[Dataset entries]

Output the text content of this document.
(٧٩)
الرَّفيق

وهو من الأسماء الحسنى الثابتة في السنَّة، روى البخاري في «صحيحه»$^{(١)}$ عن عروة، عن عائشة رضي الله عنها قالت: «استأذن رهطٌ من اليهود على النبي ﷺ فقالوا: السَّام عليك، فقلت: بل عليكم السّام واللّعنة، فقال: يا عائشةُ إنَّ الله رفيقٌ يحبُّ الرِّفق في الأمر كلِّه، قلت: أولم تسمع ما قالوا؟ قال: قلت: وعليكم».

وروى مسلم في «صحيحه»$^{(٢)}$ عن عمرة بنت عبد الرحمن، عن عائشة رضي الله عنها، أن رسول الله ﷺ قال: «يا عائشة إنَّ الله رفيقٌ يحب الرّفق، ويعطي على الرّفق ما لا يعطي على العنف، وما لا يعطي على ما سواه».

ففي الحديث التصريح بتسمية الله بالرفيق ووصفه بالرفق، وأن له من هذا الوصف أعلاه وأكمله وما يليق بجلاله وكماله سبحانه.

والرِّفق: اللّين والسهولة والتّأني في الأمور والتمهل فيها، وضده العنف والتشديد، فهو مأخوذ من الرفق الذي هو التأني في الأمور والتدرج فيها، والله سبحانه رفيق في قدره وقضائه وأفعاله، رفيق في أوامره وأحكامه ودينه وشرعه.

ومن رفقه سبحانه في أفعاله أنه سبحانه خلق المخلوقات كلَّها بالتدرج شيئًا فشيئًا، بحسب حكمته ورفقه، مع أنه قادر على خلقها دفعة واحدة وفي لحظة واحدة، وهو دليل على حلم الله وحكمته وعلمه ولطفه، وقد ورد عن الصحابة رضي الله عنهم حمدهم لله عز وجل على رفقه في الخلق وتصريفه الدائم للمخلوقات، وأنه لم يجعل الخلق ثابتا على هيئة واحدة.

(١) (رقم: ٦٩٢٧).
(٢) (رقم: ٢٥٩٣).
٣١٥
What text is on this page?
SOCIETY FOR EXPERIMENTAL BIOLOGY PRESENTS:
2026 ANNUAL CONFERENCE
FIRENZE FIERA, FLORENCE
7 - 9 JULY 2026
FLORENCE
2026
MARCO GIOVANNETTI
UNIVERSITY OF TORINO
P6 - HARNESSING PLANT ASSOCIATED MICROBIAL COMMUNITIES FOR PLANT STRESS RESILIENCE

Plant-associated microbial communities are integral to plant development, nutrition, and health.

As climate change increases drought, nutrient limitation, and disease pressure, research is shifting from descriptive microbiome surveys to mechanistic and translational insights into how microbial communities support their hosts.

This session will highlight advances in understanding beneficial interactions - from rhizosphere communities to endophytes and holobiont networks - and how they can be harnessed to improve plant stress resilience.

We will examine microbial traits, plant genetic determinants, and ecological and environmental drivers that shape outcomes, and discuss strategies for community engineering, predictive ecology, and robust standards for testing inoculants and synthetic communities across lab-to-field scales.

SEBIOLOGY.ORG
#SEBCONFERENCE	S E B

• [OBJECTIVE]: Without leaving anything out, quote all the data.

• [SOLUTION]:
Output the text content of this document.
(٧٩)
الرَّفيق

وهو من الأسماء الحسنى الثابتة في السنَّة، روى البخاري في «صحيحه»$^{(١)}$ عن عروة، عن عائشة رضي الله عنها قالت: «استأذن رهطٌ من اليهود على النبي ﷺ فقالوا: السَّام عليك، فقلت: بل عليكم السّام واللّعنة، فقال: يا عائشةُ إنَّ الله رفيقٌ يحبُّ الرِّفق في الأمر كلِّه، قلت: أولم تسمع ما قالوا؟ قال: قلت: وعليكم».

وروى مسلم في «صحيحه»$^{(٢)}$ عن عمرة بنت عبد الرحمن، عن عائشة رضي الله عنها، أن رسول الله ﷺ قال: «يا عائشة إنَّ الله رفيقٌ يحب الرّفق، ويعطي على الرّفق ما لا يعطي على العنف، وما لا يعطي على ما سواه».

ففي الحديث التصريح بتسمية الله بالرفيق ووصفه بالرفق، وأن له من هذا الوصف أعلاه وأكمله وما يليق بجلاله وكماله سبحانه.

والرِّفق: اللّين والسهولة والتّأني في الأمور والتمهل فيها، وضده العنف والتشديد، فهو مأخوذ من الرفق الذي هو التأني في الأمور والتدرج فيها، والله سبحانه رفيق في قدره وقضائه وأفعاله، رفيق في أوامره وأحكامه ودينه وشرعه.

ومن رفقه سبحانه في أفعاله أنه سبحانه خلق المخلوقات كلَّها بالتدرج شيئًا فشيئًا، بحسب حكمته ورفقه، مع أنه قادر على خلقها دفعة واحدة وفي لحظة واحدة، وهو دليل على حلم الله وحكمته وعلمه ولطفه، وقد ورد عن الصحابة رضي الله عنهم حمدهم لله عز وجل على رفقه في الخلق وتصريفه الدائم للمخلوقات، وأنه لم يجعل الخلق ثابتا على هيئة واحدة.

(١) (رقم: ٦٩٢٧).
(٢) (رقم: ٢٥٩٣).
٣١٥
What text is on this page?
SOCIETY FOR EXPERIMENTAL BIOLOGY PRESENTS:
2026 ANNUAL CONFERENCE
FIRENZE FIERA, FLORENCE
7 - 9 JULY 2026
FLORENCE
2026
MARCO GIOVANNETTI
UNIVERSITY OF TORINO
P6 - HARNESSING PLANT ASSOCIATED MICROBIAL COMMUNITIES FOR PLANT STRESS RESILIENCE

Plant-associated microbial communities are integral to plant development, nutrition, and health.

As climate change increases drought, nutrient limitation, and disease pressure, research is shifting from descriptive microbiome surveys to mechanistic and translational insights into how microbial communities support their hosts.

This session will highlight advances in understanding beneficial interactions - from rhizosphere communities to endophytes and holobiont networks - and how they can be harnessed to improve plant stress resilience.

We will examine microbial traits, plant genetic determinants, and ecological and environmental drivers that shape outcomes, and discuss strategies for community engineering, predictive ecology, and robust standards for testing inoculants and synthetic communities across lab-to-field scales.

SEBIOLOGY.ORG
#SEBCONFERENCE	S E B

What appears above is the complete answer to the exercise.